→ **Goal of the exercise**
Write out all the entries word for word and omit any pictures.
+++ Supplied information
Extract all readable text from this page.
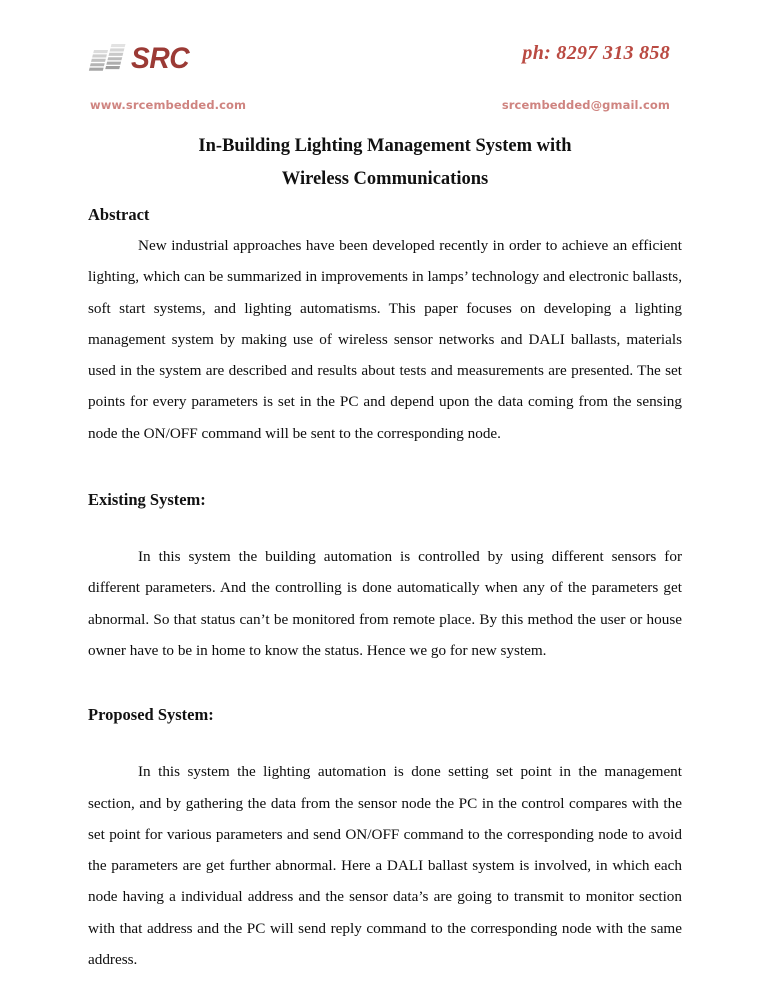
SRC	ph: 8297 313 858
www.srcembedded.com	srcembedded@gmail.com
In-Building Lighting Management System with
Wireless Communications
Abstract

New industrial approaches have been developed recently in order to achieve an efficient lighting, which can be summarized in improvements in lamps’ technology and electronic ballasts, soft start systems, and lighting automatisms. This paper focuses on developing a lighting management system by making use of wireless sensor networks and DALI ballasts, materials used in the system are described and results about tests and measurements are presented. The set points for every parameters is set in the PC and depend upon the data coming from the sensing node the ON/OFF command will be sent to the corresponding node.

Existing System:

In this system the building automation is controlled by using different sensors for different parameters. And the controlling is done automatically when any of the parameters get abnormal. So that status can’t be monitored from remote place. By this method the user or house owner have to be in home to know the status. Hence we go for new system.

Proposed System:

In this system the lighting automation is done setting set point in the management section, and by gathering the data from the sensor node the PC in the control compares with the set point for various parameters and send ON/OFF command to the corresponding node to avoid the parameters are get further abnormal. Here a DALI ballast system is involved, in which each node having a individual address and the sensor data’s are going to transmit to monitor section with that address and the PC will send reply command to the corresponding node with the same address.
++++++
→ **Answer to this exercise**
Extract all readable text from this page.
SRC	ph: 8297 313 858
www.srcembedded.com	srcembedded@gmail.com
In-Building Lighting Management System with
Wireless Communications
Abstract

New industrial approaches have been developed recently in order to achieve an efficient lighting, which can be summarized in improvements in lamps’ technology and electronic ballasts, soft start systems, and lighting automatisms. This paper focuses on developing a lighting management system by making use of wireless sensor networks and DALI ballasts, materials used in the system are described and results about tests and measurements are presented. The set points for every parameters is set in the PC and depend upon the data coming from the sensing node the ON/OFF command will be sent to the corresponding node.

Existing System:

In this system the building automation is controlled by using different sensors for different parameters. And the controlling is done automatically when any of the parameters get abnormal. So that status can’t be monitored from remote place. By this method the user or house owner have to be in home to know the status. Hence we go for new system.

Proposed System:

In this system the lighting automation is done setting set point in the management section, and by gathering the data from the sensor node the PC in the control compares with the set point for various parameters and send ON/OFF command to the corresponding node to avoid the parameters are get further abnormal. Here a DALI ballast system is involved, in which each node having a individual address and the sensor data’s are going to transmit to monitor section with that address and the PC will send reply command to the corresponding node with the same address.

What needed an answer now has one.